**What the task asks:** Pictures in the data below are not part of the copy; transcribe everything else exactly.

<<<<

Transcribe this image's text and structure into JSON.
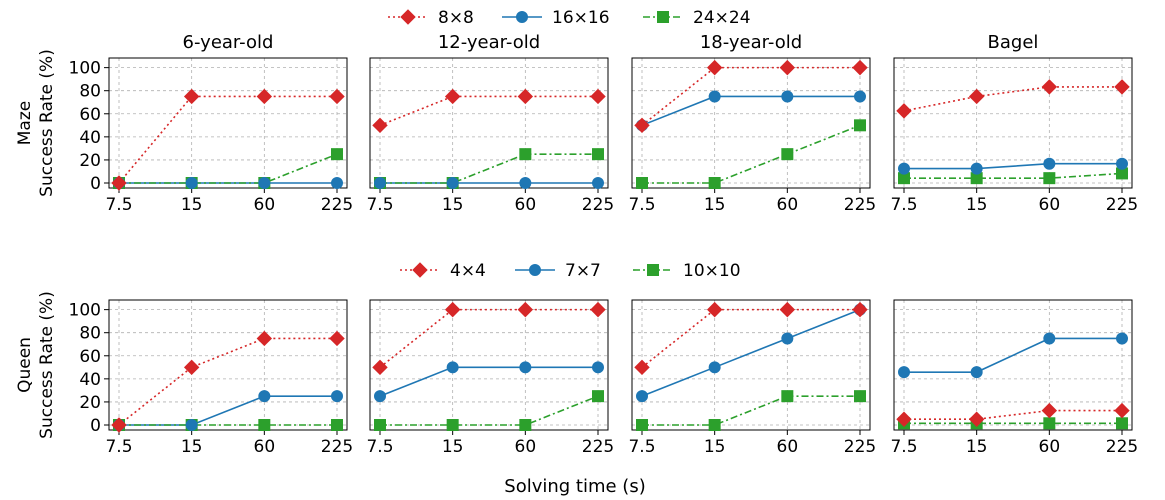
{
  "figure": {
    "xlabel": "Solving time (s)",
    "x_ticks": [
      "7.5",
      "15",
      "60",
      "225"
    ],
    "y_ticks": [
      0,
      20,
      40,
      60,
      80,
      100
    ],
    "colors": {
      "red": "#d62728",
      "blue": "#1f77b4",
      "green": "#2ca02c"
    }
  },
  "rows": [
    {
      "ylabel_line1": "Maze",
      "ylabel_line2": "Success Rate (%)",
      "legend": [
        "8×8",
        "16×16",
        "24×24"
      ]
    },
    {
      "ylabel_line1": "Queen",
      "ylabel_line2": "Success Rate (%)",
      "legend": [
        "4×4",
        "7×7",
        "10×10"
      ]
    }
  ],
  "panel_titles": [
    "6-year-old",
    "12-year-old",
    "18-year-old",
    "Bagel"
  ],
  "chart_data": [
    {
      "type": "line",
      "row": "Maze",
      "title": "6-year-old",
      "categories": [
        "7.5",
        "15",
        "60",
        "225"
      ],
      "ylim": [
        0,
        100
      ],
      "grid": true,
      "series": [
        {
          "name": "8×8",
          "values": [
            0,
            75,
            75,
            75
          ]
        },
        {
          "name": "16×16",
          "values": [
            0,
            0,
            0,
            0
          ]
        },
        {
          "name": "24×24",
          "values": [
            0,
            0,
            0,
            25
          ]
        }
      ]
    },
    {
      "type": "line",
      "row": "Maze",
      "title": "12-year-old",
      "categories": [
        "7.5",
        "15",
        "60",
        "225"
      ],
      "ylim": [
        0,
        100
      ],
      "grid": true,
      "series": [
        {
          "name": "8×8",
          "values": [
            50,
            75,
            75,
            75
          ]
        },
        {
          "name": "16×16",
          "values": [
            0,
            0,
            0,
            0
          ]
        },
        {
          "name": "24×24",
          "values": [
            0,
            0,
            25,
            25
          ]
        }
      ]
    },
    {
      "type": "line",
      "row": "Maze",
      "title": "18-year-old",
      "categories": [
        "7.5",
        "15",
        "60",
        "225"
      ],
      "ylim": [
        0,
        100
      ],
      "grid": true,
      "series": [
        {
          "name": "8×8",
          "values": [
            50,
            100,
            100,
            100
          ]
        },
        {
          "name": "16×16",
          "values": [
            50,
            75,
            75,
            75
          ]
        },
        {
          "name": "24×24",
          "values": [
            0,
            0,
            25,
            50
          ]
        }
      ]
    },
    {
      "type": "line",
      "row": "Maze",
      "title": "Bagel",
      "categories": [
        "7.5",
        "15",
        "60",
        "225"
      ],
      "ylim": [
        0,
        100
      ],
      "grid": true,
      "series": [
        {
          "name": "8×8",
          "values": [
            62.5,
            75,
            83.3,
            83.3
          ]
        },
        {
          "name": "16×16",
          "values": [
            12.5,
            12.5,
            16.7,
            16.7
          ]
        },
        {
          "name": "24×24",
          "values": [
            4.2,
            4.2,
            4.2,
            8.3
          ]
        }
      ]
    },
    {
      "type": "line",
      "row": "Queen",
      "title": "",
      "categories": [
        "7.5",
        "15",
        "60",
        "225"
      ],
      "ylim": [
        0,
        100
      ],
      "grid": true,
      "series": [
        {
          "name": "4×4",
          "values": [
            0,
            50,
            75,
            75
          ]
        },
        {
          "name": "7×7",
          "values": [
            0,
            0,
            25,
            25
          ]
        },
        {
          "name": "10×10",
          "values": [
            0,
            0,
            0,
            0
          ]
        }
      ]
    },
    {
      "type": "line",
      "row": "Queen",
      "title": "",
      "categories": [
        "7.5",
        "15",
        "60",
        "225"
      ],
      "ylim": [
        0,
        100
      ],
      "grid": true,
      "series": [
        {
          "name": "4×4",
          "values": [
            50,
            100,
            100,
            100
          ]
        },
        {
          "name": "7×7",
          "values": [
            25,
            50,
            50,
            50
          ]
        },
        {
          "name": "10×10",
          "values": [
            0,
            0,
            0,
            25
          ]
        }
      ]
    },
    {
      "type": "line",
      "row": "Queen",
      "title": "",
      "categories": [
        "7.5",
        "15",
        "60",
        "225"
      ],
      "ylim": [
        0,
        100
      ],
      "grid": true,
      "series": [
        {
          "name": "4×4",
          "values": [
            50,
            100,
            100,
            100
          ]
        },
        {
          "name": "7×7",
          "values": [
            25,
            50,
            75,
            100
          ]
        },
        {
          "name": "10×10",
          "values": [
            0,
            0,
            25,
            25
          ]
        }
      ]
    },
    {
      "type": "line",
      "row": "Queen",
      "title": "",
      "categories": [
        "7.5",
        "15",
        "60",
        "225"
      ],
      "ylim": [
        0,
        100
      ],
      "grid": true,
      "series": [
        {
          "name": "4×4",
          "values": [
            5,
            5,
            12.5,
            12.5
          ]
        },
        {
          "name": "7×7",
          "values": [
            45.8,
            45.8,
            75,
            75
          ]
        },
        {
          "name": "10×10",
          "values": [
            1.5,
            1.5,
            1.5,
            1.5
          ]
        }
      ]
    }
  ]
}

>>>>

**Result of the task:**
Transcribe this image's text and structure into JSON.
{
  "figure": {
    "xlabel": "Solving time (s)",
    "x_ticks": [
      "7.5",
      "15",
      "60",
      "225"
    ],
    "y_ticks": [
      0,
      20,
      40,
      60,
      80,
      100
    ],
    "colors": {
      "red": "#d62728",
      "blue": "#1f77b4",
      "green": "#2ca02c"
    }
  },
  "rows": [
    {
      "ylabel_line1": "Maze",
      "ylabel_line2": "Success Rate (%)",
      "legend": [
        "8×8",
        "16×16",
        "24×24"
      ]
    },
    {
      "ylabel_line1": "Queen",
      "ylabel_line2": "Success Rate (%)",
      "legend": [
        "4×4",
        "7×7",
        "10×10"
      ]
    }
  ],
  "panel_titles": [
    "6-year-old",
    "12-year-old",
    "18-year-old",
    "Bagel"
  ],
  "chart_data": [
    {
      "type": "line",
      "row": "Maze",
      "title": "6-year-old",
      "categories": [
        "7.5",
        "15",
        "60",
        "225"
      ],
      "ylim": [
        0,
        100
      ],
      "grid": true,
      "series": [
        {
          "name": "8×8",
          "values": [
            0,
            75,
            75,
            75
          ]
        },
        {
          "name": "16×16",
          "values": [
            0,
            0,
            0,
            0
          ]
        },
        {
          "name": "24×24",
          "values": [
            0,
            0,
            0,
            25
          ]
        }
      ]
    },
    {
      "type": "line",
      "row": "Maze",
      "title": "12-year-old",
      "categories": [
        "7.5",
        "15",
        "60",
        "225"
      ],
      "ylim": [
        0,
        100
      ],
      "grid": true,
      "series": [
        {
          "name": "8×8",
          "values": [
            50,
            75,
            75,
            75
          ]
        },
        {
          "name": "16×16",
          "values": [
            0,
            0,
            0,
            0
          ]
        },
        {
          "name": "24×24",
          "values": [
            0,
            0,
            25,
            25
          ]
        }
      ]
    },
    {
      "type": "line",
      "row": "Maze",
      "title": "18-year-old",
      "categories": [
        "7.5",
        "15",
        "60",
        "225"
      ],
      "ylim": [
        0,
        100
      ],
      "grid": true,
      "series": [
        {
          "name": "8×8",
          "values": [
            50,
            100,
            100,
            100
          ]
        },
        {
          "name": "16×16",
          "values": [
            50,
            75,
            75,
            75
          ]
        },
        {
          "name": "24×24",
          "values": [
            0,
            0,
            25,
            50
          ]
        }
      ]
    },
    {
      "type": "line",
      "row": "Maze",
      "title": "Bagel",
      "categories": [
        "7.5",
        "15",
        "60",
        "225"
      ],
      "ylim": [
        0,
        100
      ],
      "grid": true,
      "series": [
        {
          "name": "8×8",
          "values": [
            62.5,
            75,
            83.3,
            83.3
          ]
        },
        {
          "name": "16×16",
          "values": [
            12.5,
            12.5,
            16.7,
            16.7
          ]
        },
        {
          "name": "24×24",
          "values": [
            4.2,
            4.2,
            4.2,
            8.3
          ]
        }
      ]
    },
    {
      "type": "line",
      "row": "Queen",
      "title": "",
      "categories": [
        "7.5",
        "15",
        "60",
        "225"
      ],
      "ylim": [
        0,
        100
      ],
      "grid": true,
      "series": [
        {
          "name": "4×4",
          "values": [
            0,
            50,
            75,
            75
          ]
        },
        {
          "name": "7×7",
          "values": [
            0,
            0,
            25,
            25
          ]
        },
        {
          "name": "10×10",
          "values": [
            0,
            0,
            0,
            0
          ]
        }
      ]
    },
    {
      "type": "line",
      "row": "Queen",
      "title": "",
      "categories": [
        "7.5",
        "15",
        "60",
        "225"
      ],
      "ylim": [
        0,
        100
      ],
      "grid": true,
      "series": [
        {
          "name": "4×4",
          "values": [
            50,
            100,
            100,
            100
          ]
        },
        {
          "name": "7×7",
          "values": [
            25,
            50,
            50,
            50
          ]
        },
        {
          "name": "10×10",
          "values": [
            0,
            0,
            0,
            25
          ]
        }
      ]
    },
    {
      "type": "line",
      "row": "Queen",
      "title": "",
      "categories": [
        "7.5",
        "15",
        "60",
        "225"
      ],
      "ylim": [
        0,
        100
      ],
      "grid": true,
      "series": [
        {
          "name": "4×4",
          "values": [
            50,
            100,
            100,
            100
          ]
        },
        {
          "name": "7×7",
          "values": [
            25,
            50,
            75,
            100
          ]
        },
        {
          "name": "10×10",
          "values": [
            0,
            0,
            25,
            25
          ]
        }
      ]
    },
    {
      "type": "line",
      "row": "Queen",
      "title": "",
      "categories": [
        "7.5",
        "15",
        "60",
        "225"
      ],
      "ylim": [
        0,
        100
      ],
      "grid": true,
      "series": [
        {
          "name": "4×4",
          "values": [
            5,
            5,
            12.5,
            12.5
          ]
        },
        {
          "name": "7×7",
          "values": [
            45.8,
            45.8,
            75,
            75
          ]
        },
        {
          "name": "10×10",
          "values": [
            1.5,
            1.5,
            1.5,
            1.5
          ]
        }
      ]
    }
  ]
}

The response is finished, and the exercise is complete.